• **Extracted material**
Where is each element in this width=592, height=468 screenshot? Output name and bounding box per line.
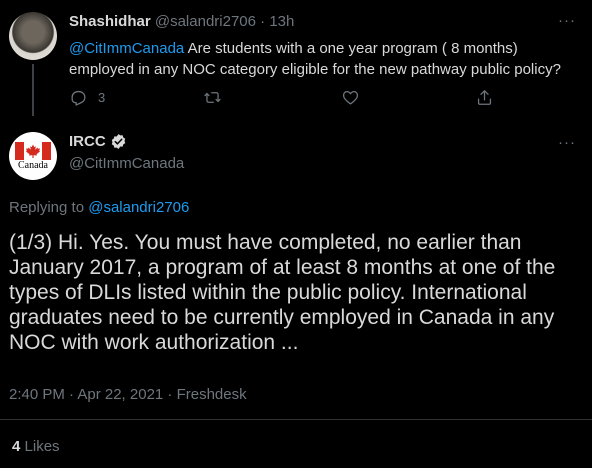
main-tweet-text: (1/3) Hi. Yes. You must have completed, … [9, 231, 556, 354]
parent-action-bar: 3 [69, 88, 509, 108]
parent-tweet-text: @CitImmCanada Are students with a one ye… [69, 38, 579, 80]
likes-count-link[interactable]: 4 Likes [12, 438, 60, 455]
reply-count: 3 [98, 90, 106, 105]
parent-mention-link[interactable]: @CitImmCanada [69, 40, 184, 57]
more-icon[interactable]: ··· [558, 134, 576, 151]
parent-time[interactable]: 13h [269, 13, 294, 30]
verified-badge-icon [111, 134, 125, 149]
parent-display-name[interactable]: Shashidhar [69, 13, 151, 30]
parent-tweet[interactable]: Shashidhar @salandri2706 · 13h ··· @CitI… [0, 0, 592, 116]
divider [0, 419, 592, 420]
more-icon[interactable]: ··· [558, 12, 576, 29]
replying-to-line: Replying to @salandri2706 [9, 199, 189, 216]
retweet-icon [204, 92, 221, 103]
retweet-button[interactable] [203, 88, 222, 107]
thread-connector-line [32, 64, 34, 116]
replying-prefix: Replying to [9, 199, 89, 216]
tweet-timestamp[interactable]: 2:40 PM · Apr 22, 2021 · Freshdesk [9, 386, 247, 403]
parent-handle[interactable]: @salandri2706 [155, 13, 256, 30]
avatar-ircc[interactable]: Canada [9, 132, 57, 180]
reply-button[interactable]: 3 [69, 88, 105, 107]
main-display-name[interactable]: IRCC [69, 133, 106, 150]
canada-flag-icon [15, 142, 51, 160]
reply-icon [71, 90, 86, 106]
main-handle[interactable]: @CitImmCanada [69, 155, 184, 172]
parent-tweet-header: Shashidhar @salandri2706 · 13h [69, 13, 294, 30]
like-icon [342, 91, 359, 105]
main-display-name-row[interactable]: IRCC [69, 133, 127, 150]
likes-number: 4 [12, 438, 21, 455]
replying-to-link[interactable]: @salandri2706 [88, 199, 189, 216]
like-button[interactable] [341, 88, 360, 107]
share-button[interactable] [475, 88, 494, 107]
share-icon [477, 90, 492, 105]
likes-label: Likes [24, 438, 60, 455]
header-separator: · [256, 13, 270, 30]
avatar-shashidhar[interactable] [9, 12, 57, 60]
canada-wordmark: Canada [18, 160, 48, 171]
tweet-thread: Shashidhar @salandri2706 · 13h ··· @CitI… [0, 0, 592, 468]
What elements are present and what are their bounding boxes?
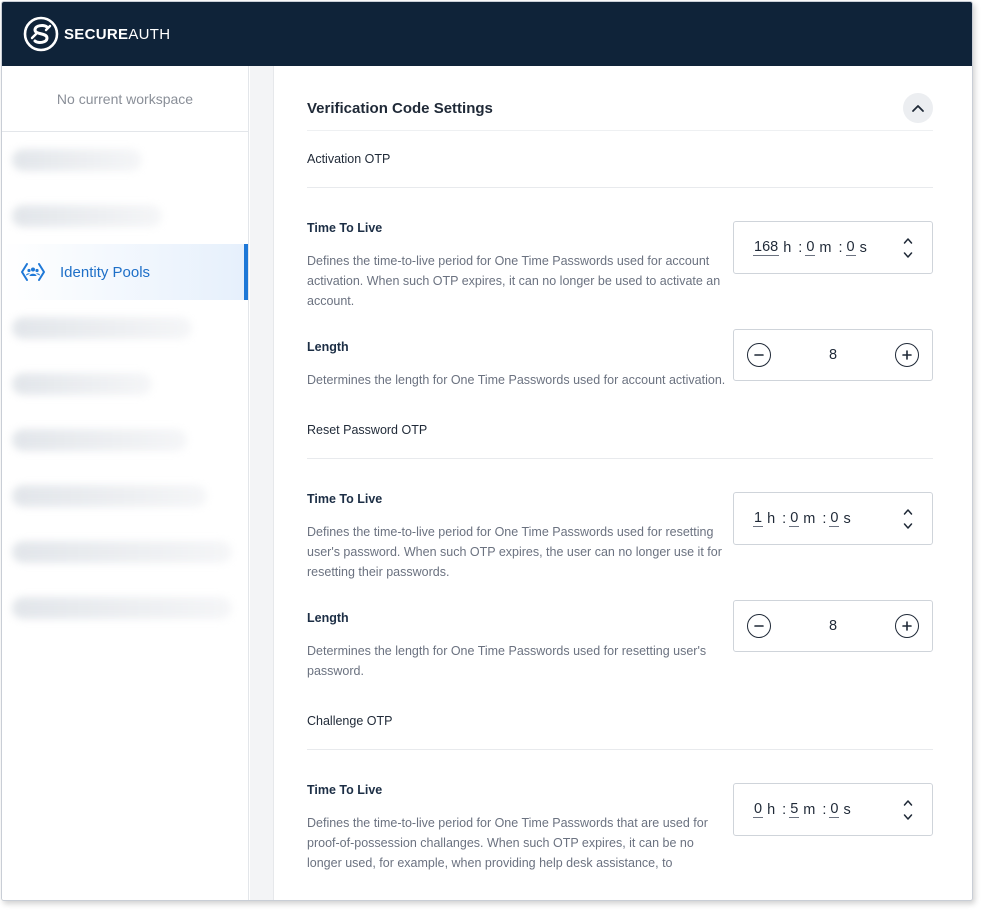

• **What you need to do**
Copy every line of the data above word for word, omitting the pictures.

• **Output of the task**
Where is each element in this width=592, height=468 screenshot? Output name and bounding box per line.
main-tweet-text: (1/3) Hi. Yes. You must have completed, … [9, 231, 556, 354]
parent-action-bar: 3 [69, 88, 509, 108]
parent-tweet-text: @CitImmCanada Are students with a one ye… [69, 38, 579, 80]
likes-count-link[interactable]: 4 Likes [12, 438, 60, 455]
reply-count: 3 [98, 90, 106, 105]
parent-mention-link[interactable]: @CitImmCanada [69, 40, 184, 57]
more-icon[interactable]: ··· [558, 134, 576, 151]
parent-time[interactable]: 13h [269, 13, 294, 30]
verified-badge-icon [111, 134, 125, 149]
parent-display-name[interactable]: Shashidhar [69, 13, 151, 30]
parent-tweet[interactable]: Shashidhar @salandri2706 · 13h ··· @CitI… [0, 0, 592, 116]
divider [0, 419, 592, 420]
more-icon[interactable]: ··· [558, 12, 576, 29]
replying-to-line: Replying to @salandri2706 [9, 199, 189, 216]
retweet-icon [204, 92, 221, 103]
retweet-button[interactable] [203, 88, 222, 107]
thread-connector-line [32, 64, 34, 116]
replying-prefix: Replying to [9, 199, 89, 216]
tweet-timestamp[interactable]: 2:40 PM · Apr 22, 2021 · Freshdesk [9, 386, 247, 403]
parent-handle[interactable]: @salandri2706 [155, 13, 256, 30]
avatar-ircc[interactable]: Canada [9, 132, 57, 180]
reply-button[interactable]: 3 [69, 88, 105, 107]
main-display-name[interactable]: IRCC [69, 133, 106, 150]
canada-flag-icon [15, 142, 51, 160]
reply-icon [71, 90, 86, 106]
main-handle[interactable]: @CitImmCanada [69, 155, 184, 172]
parent-tweet-header: Shashidhar @salandri2706 · 13h [69, 13, 294, 30]
like-icon [342, 91, 359, 105]
main-display-name-row[interactable]: IRCC [69, 133, 127, 150]
likes-number: 4 [12, 438, 21, 455]
replying-to-link[interactable]: @salandri2706 [88, 199, 189, 216]
like-button[interactable] [341, 88, 360, 107]
share-button[interactable] [475, 88, 494, 107]
share-icon [477, 90, 492, 105]
likes-label: Likes [24, 438, 60, 455]
header-separator: · [256, 13, 270, 30]
avatar-shashidhar[interactable] [9, 12, 57, 60]
canada-wordmark: Canada [18, 160, 48, 171]
tweet-thread: Shashidhar @salandri2706 · 13h ··· @CitI… [0, 0, 592, 468]
What elements are present and what are their bounding boxes?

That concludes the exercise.